§ **OBJECTIVE**: Work out how many lines of the records hold the string "Outros", and reply with that number alone.
>> start RECORDS FOR THE TASK
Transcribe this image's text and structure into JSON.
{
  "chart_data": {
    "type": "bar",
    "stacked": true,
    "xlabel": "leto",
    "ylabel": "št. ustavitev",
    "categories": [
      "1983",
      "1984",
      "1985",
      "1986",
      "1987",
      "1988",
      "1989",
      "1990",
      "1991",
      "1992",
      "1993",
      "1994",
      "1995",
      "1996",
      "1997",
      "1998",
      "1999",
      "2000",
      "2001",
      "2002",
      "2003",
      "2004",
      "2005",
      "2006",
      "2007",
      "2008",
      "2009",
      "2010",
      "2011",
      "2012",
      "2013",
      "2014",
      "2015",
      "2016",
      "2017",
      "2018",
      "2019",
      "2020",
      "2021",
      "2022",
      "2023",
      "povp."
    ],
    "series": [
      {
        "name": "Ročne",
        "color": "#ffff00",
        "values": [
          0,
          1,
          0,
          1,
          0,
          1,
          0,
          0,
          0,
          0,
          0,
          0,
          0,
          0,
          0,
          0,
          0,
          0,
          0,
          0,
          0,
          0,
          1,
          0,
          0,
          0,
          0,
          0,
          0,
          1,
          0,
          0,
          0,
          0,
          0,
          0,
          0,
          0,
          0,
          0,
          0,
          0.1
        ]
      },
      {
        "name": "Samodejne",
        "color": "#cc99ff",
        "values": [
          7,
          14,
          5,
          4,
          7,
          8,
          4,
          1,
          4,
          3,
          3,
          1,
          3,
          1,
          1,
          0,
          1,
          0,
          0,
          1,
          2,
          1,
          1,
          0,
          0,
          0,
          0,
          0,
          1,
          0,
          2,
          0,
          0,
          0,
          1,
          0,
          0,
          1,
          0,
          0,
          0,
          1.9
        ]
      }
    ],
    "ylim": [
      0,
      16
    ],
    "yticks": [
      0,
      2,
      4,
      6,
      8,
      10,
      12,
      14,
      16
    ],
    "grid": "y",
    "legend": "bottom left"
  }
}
>> end RECORDS FOR THE TASK
>> start RECORDS FOR THE TASK
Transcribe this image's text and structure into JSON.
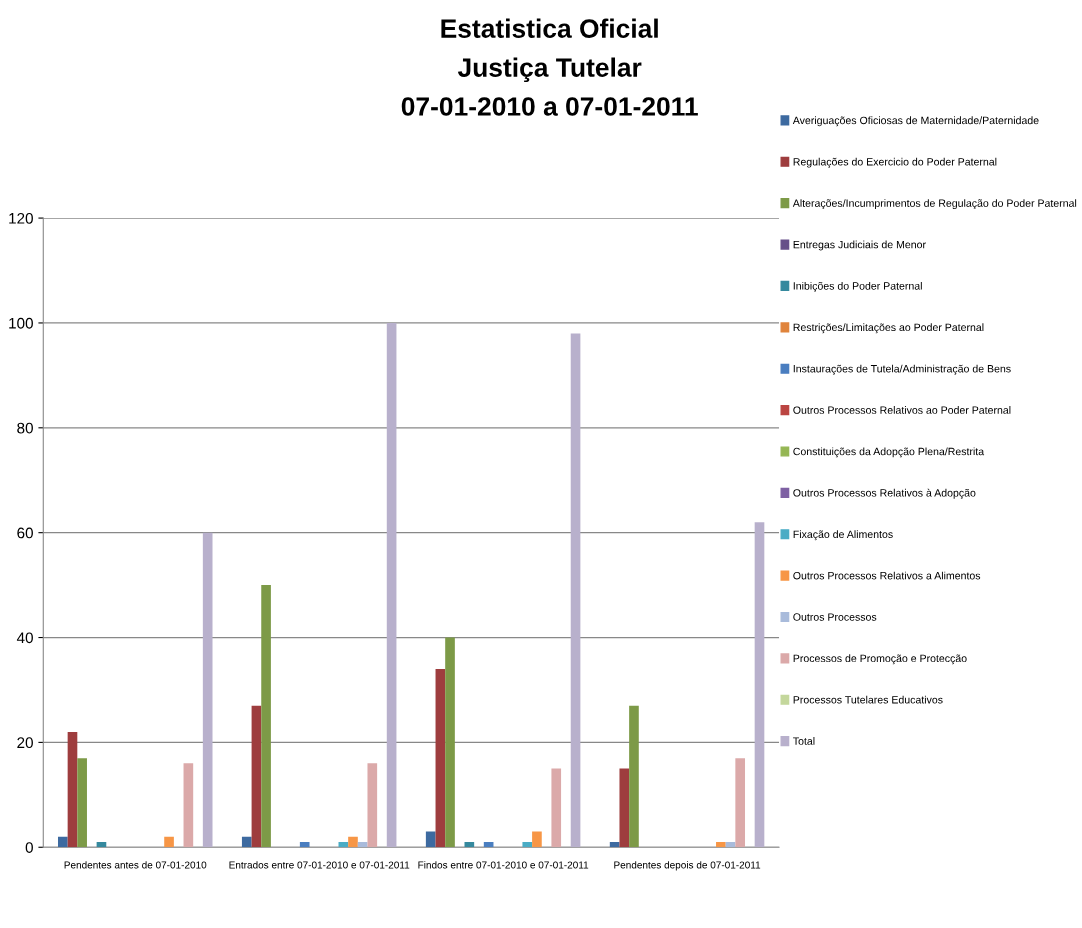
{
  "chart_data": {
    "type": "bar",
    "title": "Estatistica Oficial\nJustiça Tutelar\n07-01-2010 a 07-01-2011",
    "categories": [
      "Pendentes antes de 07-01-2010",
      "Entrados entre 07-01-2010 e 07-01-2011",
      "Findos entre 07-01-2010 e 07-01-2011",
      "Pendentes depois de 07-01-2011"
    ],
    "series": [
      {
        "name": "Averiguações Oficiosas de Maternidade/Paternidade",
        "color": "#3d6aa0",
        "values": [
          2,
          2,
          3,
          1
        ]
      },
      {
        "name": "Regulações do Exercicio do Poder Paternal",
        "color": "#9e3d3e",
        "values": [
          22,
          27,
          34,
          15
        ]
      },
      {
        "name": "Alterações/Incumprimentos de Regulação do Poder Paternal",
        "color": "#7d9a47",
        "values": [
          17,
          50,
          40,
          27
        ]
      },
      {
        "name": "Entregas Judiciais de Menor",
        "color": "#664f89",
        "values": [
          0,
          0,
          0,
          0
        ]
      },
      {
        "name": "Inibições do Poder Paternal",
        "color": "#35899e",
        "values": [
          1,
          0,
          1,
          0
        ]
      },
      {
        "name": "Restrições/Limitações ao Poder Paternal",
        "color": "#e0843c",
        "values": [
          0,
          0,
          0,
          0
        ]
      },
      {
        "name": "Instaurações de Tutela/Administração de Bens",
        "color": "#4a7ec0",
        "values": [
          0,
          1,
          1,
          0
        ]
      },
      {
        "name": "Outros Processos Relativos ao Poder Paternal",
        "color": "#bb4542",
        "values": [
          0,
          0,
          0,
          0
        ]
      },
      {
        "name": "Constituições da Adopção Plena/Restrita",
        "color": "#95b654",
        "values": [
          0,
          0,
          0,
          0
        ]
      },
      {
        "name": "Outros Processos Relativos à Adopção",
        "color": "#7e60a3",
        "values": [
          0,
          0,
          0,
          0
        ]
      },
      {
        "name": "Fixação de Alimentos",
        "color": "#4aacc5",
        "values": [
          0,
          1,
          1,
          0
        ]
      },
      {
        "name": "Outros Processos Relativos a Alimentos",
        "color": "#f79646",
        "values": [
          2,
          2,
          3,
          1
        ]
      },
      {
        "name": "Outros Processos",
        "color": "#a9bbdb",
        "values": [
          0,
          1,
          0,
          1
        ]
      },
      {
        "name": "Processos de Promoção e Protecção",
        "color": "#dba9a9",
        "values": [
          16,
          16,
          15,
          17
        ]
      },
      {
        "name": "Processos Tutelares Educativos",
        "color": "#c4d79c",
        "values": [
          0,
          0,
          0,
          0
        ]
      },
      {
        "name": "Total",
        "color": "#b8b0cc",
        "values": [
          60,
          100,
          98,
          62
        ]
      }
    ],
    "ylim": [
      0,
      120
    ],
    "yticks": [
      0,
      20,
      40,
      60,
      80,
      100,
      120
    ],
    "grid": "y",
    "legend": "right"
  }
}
>> end RECORDS FOR THE TASK
>> start RECORDS FOR THE TASK
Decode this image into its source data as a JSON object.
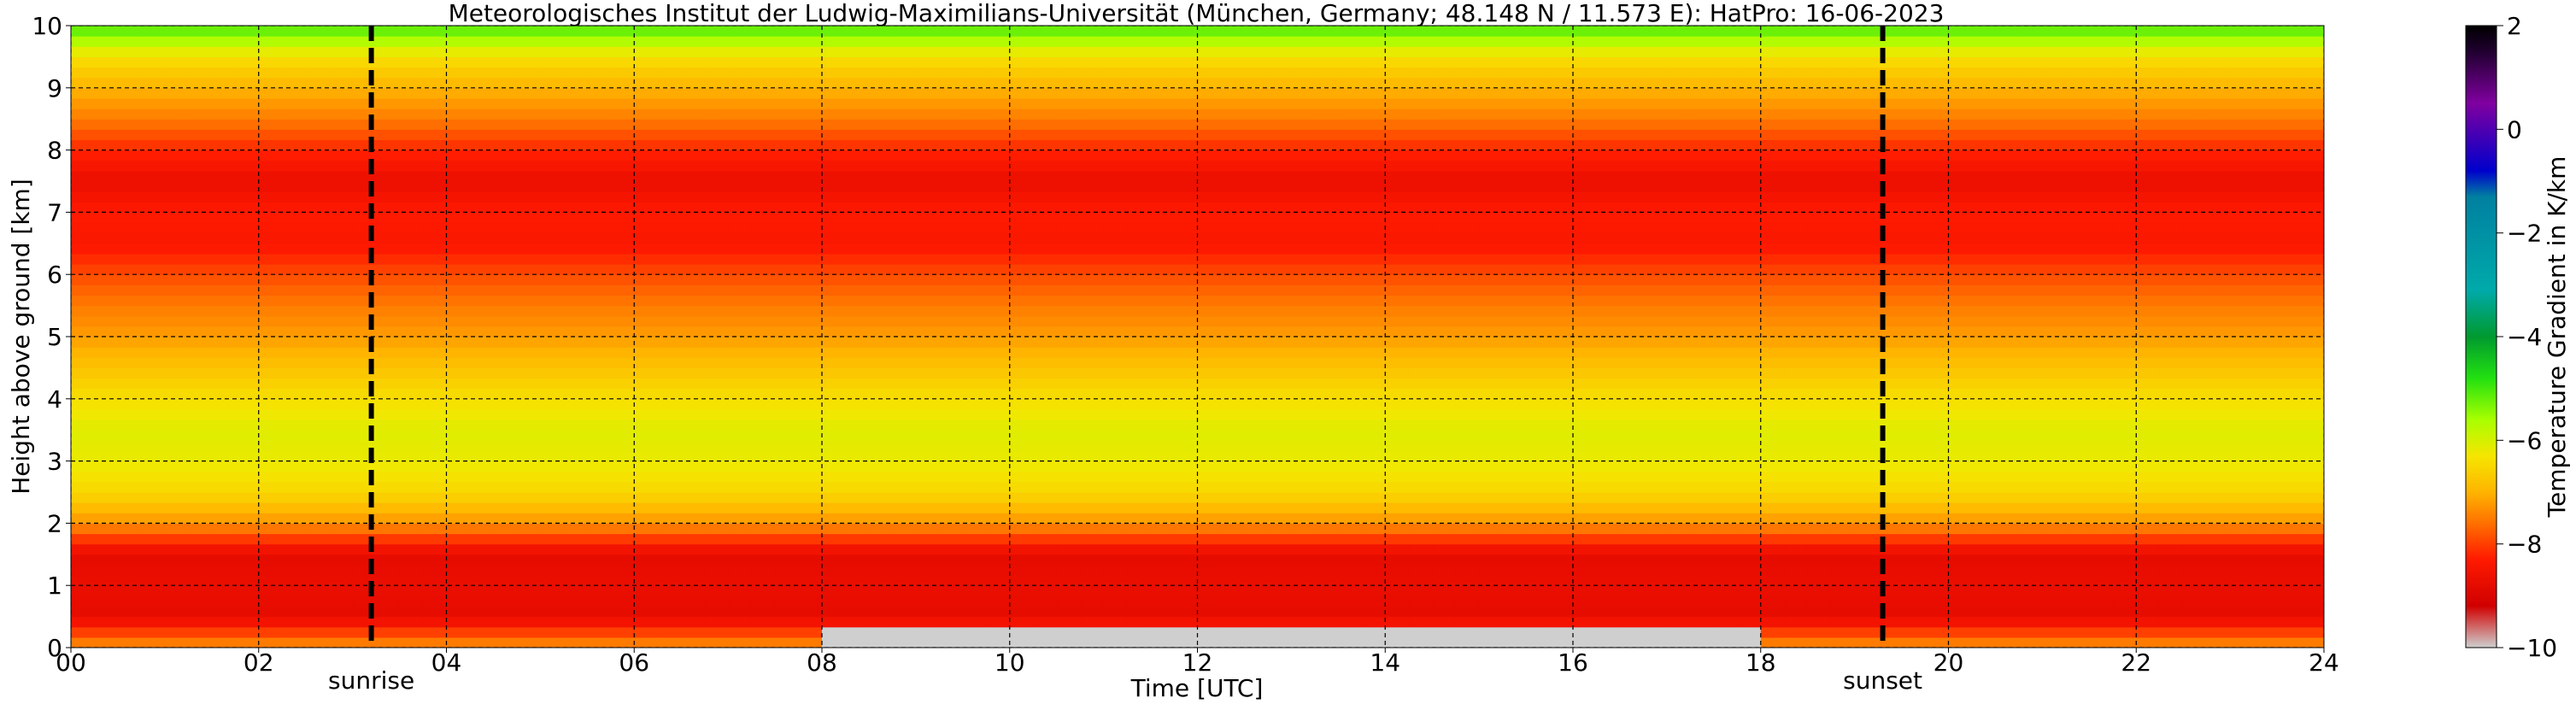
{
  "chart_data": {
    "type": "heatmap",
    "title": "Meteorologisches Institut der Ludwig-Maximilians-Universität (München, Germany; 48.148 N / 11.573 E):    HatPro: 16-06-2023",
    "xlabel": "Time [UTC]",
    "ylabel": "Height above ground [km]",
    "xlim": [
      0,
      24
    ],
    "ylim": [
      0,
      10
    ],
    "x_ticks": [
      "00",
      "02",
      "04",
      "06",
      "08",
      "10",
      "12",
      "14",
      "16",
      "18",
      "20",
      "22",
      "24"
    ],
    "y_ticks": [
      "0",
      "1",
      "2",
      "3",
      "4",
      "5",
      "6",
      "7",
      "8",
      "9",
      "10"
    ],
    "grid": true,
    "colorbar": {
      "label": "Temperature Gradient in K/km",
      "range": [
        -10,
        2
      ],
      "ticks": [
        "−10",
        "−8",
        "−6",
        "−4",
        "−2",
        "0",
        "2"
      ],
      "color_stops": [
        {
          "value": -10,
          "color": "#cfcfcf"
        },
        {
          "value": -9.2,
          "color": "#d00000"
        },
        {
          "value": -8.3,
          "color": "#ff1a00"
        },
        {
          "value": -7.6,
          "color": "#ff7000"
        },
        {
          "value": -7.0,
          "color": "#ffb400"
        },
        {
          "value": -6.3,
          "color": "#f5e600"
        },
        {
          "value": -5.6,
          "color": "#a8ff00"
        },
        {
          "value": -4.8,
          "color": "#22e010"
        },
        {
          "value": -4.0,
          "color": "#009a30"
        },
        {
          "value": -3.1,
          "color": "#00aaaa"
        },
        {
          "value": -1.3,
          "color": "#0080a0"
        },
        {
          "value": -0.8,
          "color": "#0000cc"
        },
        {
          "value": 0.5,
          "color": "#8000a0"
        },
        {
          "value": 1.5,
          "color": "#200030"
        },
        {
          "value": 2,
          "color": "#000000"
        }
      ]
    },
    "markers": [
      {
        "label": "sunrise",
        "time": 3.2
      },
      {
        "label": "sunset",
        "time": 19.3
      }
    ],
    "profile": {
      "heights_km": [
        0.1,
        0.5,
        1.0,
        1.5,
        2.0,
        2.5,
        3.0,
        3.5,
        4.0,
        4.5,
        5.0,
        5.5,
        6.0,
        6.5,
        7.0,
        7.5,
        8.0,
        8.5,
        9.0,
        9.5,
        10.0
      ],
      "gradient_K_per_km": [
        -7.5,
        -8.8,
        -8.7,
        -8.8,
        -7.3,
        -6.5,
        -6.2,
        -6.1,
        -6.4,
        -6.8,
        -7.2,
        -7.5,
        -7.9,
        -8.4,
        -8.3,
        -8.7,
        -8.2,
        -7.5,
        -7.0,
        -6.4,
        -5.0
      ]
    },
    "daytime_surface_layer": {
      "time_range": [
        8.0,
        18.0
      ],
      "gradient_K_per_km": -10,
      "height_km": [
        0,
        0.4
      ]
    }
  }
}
>> end RECORDS FOR THE TASK
§ **EXERCISE RESULT**: 4